**EXCERPTED TEXT:**
** START **

Transcript:
The Inside Story: Trump in Court
Episode 104 – August 10, 2023
Show Open:
This week on the Inside Story... Trump in Court.
History is made as a former U.S. president appears in federal court on charges that he attempted to overturn a presidential election.
All this as Congressional Republicans accuse Democrats of trying to distract from legal issues facing President Joe Biden’s son, Hunter…
And across the aisle, Democrats accuse Republicans of trying to distract from Trump’s legal challenges.
We take you inside...
The charges...
The reaction...
The politics...
The controversy.
Now, The Inside Story... Trump in Court
The Inside Story:
KATHERINE GYPSON, VOA Congressional Correspondent:
Welcome to the inside story,
I’m Katherine Gypson, VOA Congressional Correspondent.
I am at the storied E. Barrett Prettyman Courthouse in Washington, site of various white house legal scandals since Harry Truman laid the cornerstone just over there in 1950.
It is quiet here today.
But last week it was overflowing with media here to cover the third indictment of former president Donald Trump on four felony counts for what special prosecutor jack smith says were efforts to overturn his 2020 reelection loss.
The earlier indictments relate to charges around a hush money payment paid to an adult film performer, and to classified documents that mister trump took with him when he left the white house.
Still, Trump remains the front runner in the Republican Party’s search for their next presidential candidate.
All this, today on the inside story.

** END **

**SUPPLIED INFORMATION:**
** START **

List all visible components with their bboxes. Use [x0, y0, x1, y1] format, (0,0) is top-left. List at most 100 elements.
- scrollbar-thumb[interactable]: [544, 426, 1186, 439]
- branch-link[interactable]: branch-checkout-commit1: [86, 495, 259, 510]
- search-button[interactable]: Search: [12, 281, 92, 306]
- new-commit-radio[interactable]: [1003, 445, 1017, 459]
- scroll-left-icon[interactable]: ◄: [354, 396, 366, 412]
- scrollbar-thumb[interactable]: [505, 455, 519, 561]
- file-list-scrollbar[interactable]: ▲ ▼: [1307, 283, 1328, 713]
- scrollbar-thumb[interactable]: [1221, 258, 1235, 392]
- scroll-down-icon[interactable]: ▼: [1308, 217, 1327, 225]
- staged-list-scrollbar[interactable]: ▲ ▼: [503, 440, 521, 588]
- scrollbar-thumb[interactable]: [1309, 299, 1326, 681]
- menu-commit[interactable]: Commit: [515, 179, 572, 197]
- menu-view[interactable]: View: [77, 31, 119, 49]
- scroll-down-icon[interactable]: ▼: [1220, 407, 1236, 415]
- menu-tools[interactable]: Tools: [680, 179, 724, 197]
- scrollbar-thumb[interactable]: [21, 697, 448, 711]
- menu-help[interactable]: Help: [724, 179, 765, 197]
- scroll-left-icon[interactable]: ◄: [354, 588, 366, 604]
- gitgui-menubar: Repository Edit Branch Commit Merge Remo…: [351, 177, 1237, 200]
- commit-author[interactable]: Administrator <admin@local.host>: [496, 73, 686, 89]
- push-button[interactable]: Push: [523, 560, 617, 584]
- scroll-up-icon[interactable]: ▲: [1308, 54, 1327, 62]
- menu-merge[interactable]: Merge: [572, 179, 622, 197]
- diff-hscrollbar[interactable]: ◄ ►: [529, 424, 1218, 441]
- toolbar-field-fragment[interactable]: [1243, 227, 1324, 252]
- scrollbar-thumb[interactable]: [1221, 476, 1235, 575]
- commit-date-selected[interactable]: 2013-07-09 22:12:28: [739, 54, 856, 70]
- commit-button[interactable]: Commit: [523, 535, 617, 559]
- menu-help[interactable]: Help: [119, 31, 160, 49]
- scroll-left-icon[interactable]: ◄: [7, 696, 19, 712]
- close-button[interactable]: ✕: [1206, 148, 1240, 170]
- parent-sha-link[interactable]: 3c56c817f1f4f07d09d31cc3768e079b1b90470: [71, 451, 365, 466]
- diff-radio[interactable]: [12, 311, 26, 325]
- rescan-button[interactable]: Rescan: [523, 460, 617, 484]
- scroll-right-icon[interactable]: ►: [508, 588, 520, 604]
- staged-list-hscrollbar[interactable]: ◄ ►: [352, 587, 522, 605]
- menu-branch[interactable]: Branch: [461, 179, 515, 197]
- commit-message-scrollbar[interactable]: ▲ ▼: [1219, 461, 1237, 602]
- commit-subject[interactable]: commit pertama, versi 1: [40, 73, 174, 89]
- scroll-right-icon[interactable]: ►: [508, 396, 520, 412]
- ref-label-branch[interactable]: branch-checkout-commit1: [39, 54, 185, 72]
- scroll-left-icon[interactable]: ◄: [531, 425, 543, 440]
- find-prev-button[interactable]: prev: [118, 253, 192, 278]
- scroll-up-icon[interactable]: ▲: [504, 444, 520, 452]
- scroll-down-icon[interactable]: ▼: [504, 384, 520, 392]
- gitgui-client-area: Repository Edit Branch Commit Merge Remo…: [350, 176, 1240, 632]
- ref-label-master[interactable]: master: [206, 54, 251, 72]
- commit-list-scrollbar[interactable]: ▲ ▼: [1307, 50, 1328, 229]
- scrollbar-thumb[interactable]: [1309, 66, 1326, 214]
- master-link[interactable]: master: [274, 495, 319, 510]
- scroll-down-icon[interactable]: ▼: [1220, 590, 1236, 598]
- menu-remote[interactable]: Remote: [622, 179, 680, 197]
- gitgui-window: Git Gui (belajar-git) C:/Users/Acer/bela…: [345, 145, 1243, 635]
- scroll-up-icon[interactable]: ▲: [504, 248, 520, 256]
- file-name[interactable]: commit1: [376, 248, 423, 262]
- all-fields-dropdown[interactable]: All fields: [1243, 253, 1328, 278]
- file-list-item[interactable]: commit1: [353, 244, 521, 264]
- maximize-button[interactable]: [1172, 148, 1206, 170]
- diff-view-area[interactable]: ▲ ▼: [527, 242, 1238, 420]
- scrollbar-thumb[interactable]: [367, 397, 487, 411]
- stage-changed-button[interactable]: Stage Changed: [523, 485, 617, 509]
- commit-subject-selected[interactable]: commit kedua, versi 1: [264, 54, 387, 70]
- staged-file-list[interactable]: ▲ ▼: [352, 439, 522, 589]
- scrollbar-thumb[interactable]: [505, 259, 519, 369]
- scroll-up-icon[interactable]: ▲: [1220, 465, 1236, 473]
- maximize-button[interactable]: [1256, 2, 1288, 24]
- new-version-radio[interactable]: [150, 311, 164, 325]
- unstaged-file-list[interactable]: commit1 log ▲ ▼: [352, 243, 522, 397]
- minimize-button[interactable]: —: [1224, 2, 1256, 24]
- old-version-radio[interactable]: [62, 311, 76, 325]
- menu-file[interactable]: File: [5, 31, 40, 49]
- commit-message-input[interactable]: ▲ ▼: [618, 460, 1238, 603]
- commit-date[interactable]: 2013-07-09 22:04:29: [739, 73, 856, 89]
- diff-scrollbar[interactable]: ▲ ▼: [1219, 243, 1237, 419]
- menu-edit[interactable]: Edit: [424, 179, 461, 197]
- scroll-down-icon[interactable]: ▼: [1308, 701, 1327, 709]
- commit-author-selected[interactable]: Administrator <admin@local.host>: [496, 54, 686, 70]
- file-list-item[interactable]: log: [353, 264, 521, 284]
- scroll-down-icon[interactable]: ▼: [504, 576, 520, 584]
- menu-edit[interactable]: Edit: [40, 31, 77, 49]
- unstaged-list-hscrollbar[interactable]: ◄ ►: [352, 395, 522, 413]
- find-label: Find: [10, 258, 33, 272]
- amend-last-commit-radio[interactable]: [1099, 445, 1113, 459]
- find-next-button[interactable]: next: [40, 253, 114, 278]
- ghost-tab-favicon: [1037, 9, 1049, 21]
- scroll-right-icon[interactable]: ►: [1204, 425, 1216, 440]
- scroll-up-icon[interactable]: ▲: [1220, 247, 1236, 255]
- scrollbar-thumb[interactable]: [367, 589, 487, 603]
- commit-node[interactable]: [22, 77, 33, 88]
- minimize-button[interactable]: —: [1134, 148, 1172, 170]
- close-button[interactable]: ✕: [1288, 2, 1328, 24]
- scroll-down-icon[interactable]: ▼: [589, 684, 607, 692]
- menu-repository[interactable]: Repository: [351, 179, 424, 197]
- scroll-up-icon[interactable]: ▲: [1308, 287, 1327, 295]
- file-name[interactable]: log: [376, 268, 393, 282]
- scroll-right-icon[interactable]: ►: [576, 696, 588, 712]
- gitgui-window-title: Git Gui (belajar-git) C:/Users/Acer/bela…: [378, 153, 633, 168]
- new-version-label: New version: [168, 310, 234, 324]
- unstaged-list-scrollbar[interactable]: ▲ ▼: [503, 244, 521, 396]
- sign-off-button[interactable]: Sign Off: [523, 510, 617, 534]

** END **

**WORK TO COMPLETE:**
According to the Trump in Court transcript, who laid the cornerstone of the E. Barrett Prettyman Courthouse, and in what year?

**ANSWER TO THE PROBLEM:**
Harry Truman laid it in 1950.